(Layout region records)
--- START ---

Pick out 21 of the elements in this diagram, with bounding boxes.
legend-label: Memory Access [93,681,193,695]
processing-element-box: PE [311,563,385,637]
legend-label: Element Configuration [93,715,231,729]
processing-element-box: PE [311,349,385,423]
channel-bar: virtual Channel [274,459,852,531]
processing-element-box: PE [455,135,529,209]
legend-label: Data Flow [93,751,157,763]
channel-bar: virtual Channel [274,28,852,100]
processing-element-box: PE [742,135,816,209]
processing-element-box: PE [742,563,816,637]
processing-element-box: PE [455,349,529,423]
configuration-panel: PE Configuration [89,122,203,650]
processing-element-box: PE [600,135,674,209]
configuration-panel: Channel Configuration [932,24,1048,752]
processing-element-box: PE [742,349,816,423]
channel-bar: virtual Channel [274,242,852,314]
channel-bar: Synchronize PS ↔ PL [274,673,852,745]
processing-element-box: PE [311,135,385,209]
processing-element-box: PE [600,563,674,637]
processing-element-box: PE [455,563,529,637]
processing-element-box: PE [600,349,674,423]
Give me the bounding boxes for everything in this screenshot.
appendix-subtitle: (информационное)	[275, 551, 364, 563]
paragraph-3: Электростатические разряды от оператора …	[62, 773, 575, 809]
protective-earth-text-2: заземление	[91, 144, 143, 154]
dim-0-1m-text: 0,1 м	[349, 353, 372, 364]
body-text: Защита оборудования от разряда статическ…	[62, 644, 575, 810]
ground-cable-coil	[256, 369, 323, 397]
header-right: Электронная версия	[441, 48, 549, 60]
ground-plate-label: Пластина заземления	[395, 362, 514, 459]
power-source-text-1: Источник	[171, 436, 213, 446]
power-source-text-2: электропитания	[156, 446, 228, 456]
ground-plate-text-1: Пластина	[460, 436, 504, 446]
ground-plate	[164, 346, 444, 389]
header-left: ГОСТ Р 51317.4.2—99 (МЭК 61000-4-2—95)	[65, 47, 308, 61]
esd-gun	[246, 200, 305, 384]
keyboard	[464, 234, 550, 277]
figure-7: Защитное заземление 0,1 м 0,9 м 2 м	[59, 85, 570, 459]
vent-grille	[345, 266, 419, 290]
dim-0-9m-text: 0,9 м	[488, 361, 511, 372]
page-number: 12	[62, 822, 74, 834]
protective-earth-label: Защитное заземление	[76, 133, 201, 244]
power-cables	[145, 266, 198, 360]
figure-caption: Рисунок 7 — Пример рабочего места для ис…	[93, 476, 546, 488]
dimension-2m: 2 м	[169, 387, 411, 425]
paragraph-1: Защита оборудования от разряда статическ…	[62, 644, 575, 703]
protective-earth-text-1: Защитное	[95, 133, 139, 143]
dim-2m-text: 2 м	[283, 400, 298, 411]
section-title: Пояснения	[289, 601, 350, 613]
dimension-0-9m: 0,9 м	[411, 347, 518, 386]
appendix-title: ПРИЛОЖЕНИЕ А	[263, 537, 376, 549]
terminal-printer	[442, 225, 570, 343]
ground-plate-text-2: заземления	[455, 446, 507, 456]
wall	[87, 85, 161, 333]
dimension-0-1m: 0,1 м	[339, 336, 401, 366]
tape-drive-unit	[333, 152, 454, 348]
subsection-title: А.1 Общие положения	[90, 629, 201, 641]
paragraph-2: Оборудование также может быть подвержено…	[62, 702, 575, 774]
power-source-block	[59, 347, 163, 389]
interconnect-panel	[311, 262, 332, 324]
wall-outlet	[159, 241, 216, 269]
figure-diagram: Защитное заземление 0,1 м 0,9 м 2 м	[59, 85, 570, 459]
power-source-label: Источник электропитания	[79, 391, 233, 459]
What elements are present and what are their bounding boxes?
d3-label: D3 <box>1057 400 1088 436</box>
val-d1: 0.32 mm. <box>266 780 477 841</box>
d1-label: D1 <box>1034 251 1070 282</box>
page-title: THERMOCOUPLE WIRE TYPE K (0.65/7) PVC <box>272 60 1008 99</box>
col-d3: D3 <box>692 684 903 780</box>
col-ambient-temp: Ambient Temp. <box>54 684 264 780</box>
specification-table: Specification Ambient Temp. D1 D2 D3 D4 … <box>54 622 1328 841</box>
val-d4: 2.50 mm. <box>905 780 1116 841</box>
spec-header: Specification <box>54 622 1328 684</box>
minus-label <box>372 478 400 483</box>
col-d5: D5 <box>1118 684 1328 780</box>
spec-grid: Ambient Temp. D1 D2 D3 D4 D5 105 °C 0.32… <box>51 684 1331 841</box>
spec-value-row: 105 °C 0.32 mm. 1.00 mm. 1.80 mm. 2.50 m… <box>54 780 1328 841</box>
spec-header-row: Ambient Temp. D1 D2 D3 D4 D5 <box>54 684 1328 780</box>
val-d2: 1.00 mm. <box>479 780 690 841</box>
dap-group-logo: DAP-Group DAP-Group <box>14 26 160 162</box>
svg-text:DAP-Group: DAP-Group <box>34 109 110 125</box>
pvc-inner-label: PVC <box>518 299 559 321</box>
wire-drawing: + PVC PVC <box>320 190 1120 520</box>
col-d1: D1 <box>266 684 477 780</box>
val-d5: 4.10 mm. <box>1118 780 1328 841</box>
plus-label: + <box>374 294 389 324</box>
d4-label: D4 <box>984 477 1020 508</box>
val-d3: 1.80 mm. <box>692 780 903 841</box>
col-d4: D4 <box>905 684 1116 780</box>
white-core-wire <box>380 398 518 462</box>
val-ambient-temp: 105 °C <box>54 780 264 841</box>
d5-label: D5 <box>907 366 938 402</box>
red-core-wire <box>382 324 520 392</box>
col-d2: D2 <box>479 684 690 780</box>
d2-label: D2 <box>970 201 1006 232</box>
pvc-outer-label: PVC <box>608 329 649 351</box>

--- END ---

Reproduce all of the data above, switching every occurrence of "virtual Channel" to "Virtual Channel". Leave everything else unchanged.

» Right answer:
Pick out 21 of the elements in this diagram, with bounding boxes.
legend-label: Memory Access [93,681,193,695]
processing-element-box: PE [311,563,385,637]
legend-label: Element Configuration [93,715,231,729]
processing-element-box: PE [311,349,385,423]
channel-bar: Virtual Channel [274,459,852,531]
processing-element-box: PE [455,135,529,209]
legend-label: Data Flow [93,751,157,763]
channel-bar: Virtual Channel [274,28,852,100]
processing-element-box: PE [742,135,816,209]
processing-element-box: PE [742,563,816,637]
processing-element-box: PE [455,349,529,423]
configuration-panel: PE Configuration [89,122,203,650]
processing-element-box: PE [600,135,674,209]
configuration-panel: Channel Configuration [932,24,1048,752]
processing-element-box: PE [742,349,816,423]
channel-bar: Virtual Channel [274,242,852,314]
channel-bar: Synchronize PS ↔ PL [274,673,852,745]
processing-element-box: PE [311,135,385,209]
processing-element-box: PE [600,563,674,637]
processing-element-box: PE [455,563,529,637]
processing-element-box: PE [600,349,674,423]
Give me the bounding boxes for everything in this screenshot.
appendix-subtitle: (информационное)	[275, 551, 364, 563]
paragraph-3: Электростатические разряды от оператора …	[62, 773, 575, 809]
protective-earth-text-2: заземление	[91, 144, 143, 154]
dim-0-1m-text: 0,1 м	[349, 353, 372, 364]
body-text: Защита оборудования от разряда статическ…	[62, 644, 575, 810]
ground-cable-coil	[256, 369, 323, 397]
header-right: Электронная версия	[441, 48, 549, 60]
ground-plate-label: Пластина заземления	[395, 362, 514, 459]
power-source-text-1: Источник	[171, 436, 213, 446]
power-source-text-2: электропитания	[156, 446, 228, 456]
ground-plate-text-1: Пластина	[460, 436, 504, 446]
ground-plate	[164, 346, 444, 389]
header-left: ГОСТ Р 51317.4.2—99 (МЭК 61000-4-2—95)	[65, 47, 308, 61]
esd-gun	[246, 200, 305, 384]
keyboard	[464, 234, 550, 277]
figure-7: Защитное заземление 0,1 м 0,9 м 2 м	[59, 85, 570, 459]
vent-grille	[345, 266, 419, 290]
dim-0-9m-text: 0,9 м	[488, 361, 511, 372]
page-number: 12	[62, 822, 74, 834]
protective-earth-label: Защитное заземление	[76, 133, 201, 244]
power-cables	[145, 266, 198, 360]
figure-caption: Рисунок 7 — Пример рабочего места для ис…	[93, 476, 546, 488]
dimension-2m: 2 м	[169, 387, 411, 425]
paragraph-1: Защита оборудования от разряда статическ…	[62, 644, 575, 703]
protective-earth-text-1: Защитное	[95, 133, 139, 143]
dim-2m-text: 2 м	[283, 400, 298, 411]
section-title: Пояснения	[289, 601, 350, 613]
dimension-0-9m: 0,9 м	[411, 347, 518, 386]
appendix-title: ПРИЛОЖЕНИЕ А	[263, 537, 376, 549]
terminal-printer	[442, 225, 570, 343]
ground-plate-text-2: заземления	[455, 446, 507, 456]
wall	[87, 85, 161, 333]
dimension-0-1m: 0,1 м	[339, 336, 401, 366]
tape-drive-unit	[333, 152, 454, 348]
subsection-title: А.1 Общие положения	[90, 629, 201, 641]
paragraph-2: Оборудование также может быть подвержено…	[62, 702, 575, 774]
power-source-block	[59, 347, 163, 389]
interconnect-panel	[311, 262, 332, 324]
wall-outlet	[159, 241, 216, 269]
figure-diagram: Защитное заземление 0,1 м 0,9 м 2 м	[59, 85, 570, 459]
power-source-label: Источник электропитания	[79, 391, 233, 459]
What elements are present and what are their bounding boxes?
d3-label: D3 <box>1057 400 1088 436</box>
val-d1: 0.32 mm. <box>266 780 477 841</box>
d1-label: D1 <box>1034 251 1070 282</box>
page-title: THERMOCOUPLE WIRE TYPE K (0.65/7) PVC <box>272 60 1008 99</box>
col-d3: D3 <box>692 684 903 780</box>
col-ambient-temp: Ambient Temp. <box>54 684 264 780</box>
specification-table: Specification Ambient Temp. D1 D2 D3 D4 … <box>54 622 1328 841</box>
val-d4: 2.50 mm. <box>905 780 1116 841</box>
spec-header: Specification <box>54 622 1328 684</box>
minus-label <box>372 478 400 483</box>
col-d5: D5 <box>1118 684 1328 780</box>
spec-grid: Ambient Temp. D1 D2 D3 D4 D5 105 °C 0.32… <box>51 684 1331 841</box>
spec-value-row: 105 °C 0.32 mm. 1.00 mm. 1.80 mm. 2.50 m… <box>54 780 1328 841</box>
spec-header-row: Ambient Temp. D1 D2 D3 D4 D5 <box>54 684 1328 780</box>
val-d2: 1.00 mm. <box>479 780 690 841</box>
dap-group-logo: DAP-Group DAP-Group <box>14 26 160 162</box>
svg-text:DAP-Group: DAP-Group <box>34 109 110 125</box>
pvc-inner-label: PVC <box>518 299 559 321</box>
wire-drawing: + PVC PVC <box>320 190 1120 520</box>
col-d1: D1 <box>266 684 477 780</box>
val-d5: 4.10 mm. <box>1118 780 1328 841</box>
plus-label: + <box>374 294 389 324</box>
d4-label: D4 <box>984 477 1020 508</box>
val-d3: 1.80 mm. <box>692 780 903 841</box>
col-d4: D4 <box>905 684 1116 780</box>
white-core-wire <box>380 398 518 462</box>
val-ambient-temp: 105 °C <box>54 780 264 841</box>
d5-label: D5 <box>907 366 938 402</box>
red-core-wire <box>382 324 520 392</box>
col-d2: D2 <box>479 684 690 780</box>
d2-label: D2 <box>970 201 1006 232</box>
pvc-outer-label: PVC <box>608 329 649 351</box>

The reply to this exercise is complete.